- What is needed -
Images are excluded; otherwise, output every record exactly.

- Given data -
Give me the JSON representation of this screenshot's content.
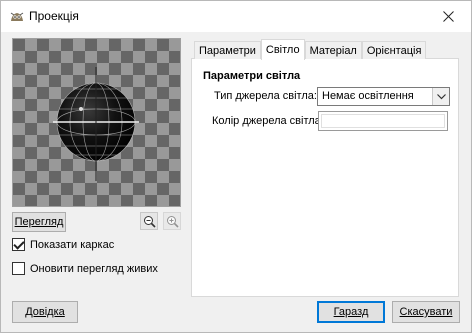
{
  "window": {
    "title": "Проекція",
    "app_icon": "gimp-icon",
    "close_icon": "close-icon"
  },
  "preview": {
    "image": "wireframe-sphere-on-checkerboard",
    "button_label": "Перегляд",
    "zoom_out_icon": "zoom-out-icon",
    "zoom_in_icon": "zoom-in-icon"
  },
  "options": {
    "show_wireframe_label": "Показати каркас",
    "show_wireframe_checked": true,
    "live_update_label": "Оновити перегляд живих",
    "live_update_checked": false
  },
  "tabs": [
    {
      "label": "Параметри",
      "active": false
    },
    {
      "label": "Світло",
      "active": true
    },
    {
      "label": "Матеріал",
      "active": false
    },
    {
      "label": "Орієнтація",
      "active": false
    }
  ],
  "light": {
    "group_title": "Параметри світла",
    "type_label": "Тип джерела світла:",
    "type_value": "Немає освітлення",
    "color_label": "Колір джерела світла:",
    "color_value": "#ffffff"
  },
  "footer": {
    "help_label": "Довідка",
    "ok_label": "Гаразд",
    "cancel_label": "Скасувати"
  }
}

- Reply to the task -
Give me the JSON representation of this screenshot's content.
{
  "window": {
    "title": "Проекція",
    "app_icon": "gimp-icon",
    "close_icon": "close-icon"
  },
  "preview": {
    "image": "wireframe-sphere-on-checkerboard",
    "button_label": "Перегляд",
    "zoom_out_icon": "zoom-out-icon",
    "zoom_in_icon": "zoom-in-icon"
  },
  "options": {
    "show_wireframe_label": "Показати каркас",
    "show_wireframe_checked": true,
    "live_update_label": "Оновити перегляд живих",
    "live_update_checked": false
  },
  "tabs": [
    {
      "label": "Параметри",
      "active": false
    },
    {
      "label": "Світло",
      "active": true
    },
    {
      "label": "Матеріал",
      "active": false
    },
    {
      "label": "Орієнтація",
      "active": false
    }
  ],
  "light": {
    "group_title": "Параметри світла",
    "type_label": "Тип джерела світла:",
    "type_value": "Немає освітлення",
    "color_label": "Колір джерела світла:",
    "color_value": "#ffffff"
  },
  "footer": {
    "help_label": "Довідка",
    "ok_label": "Гаразд",
    "cancel_label": "Скасувати"
  }
}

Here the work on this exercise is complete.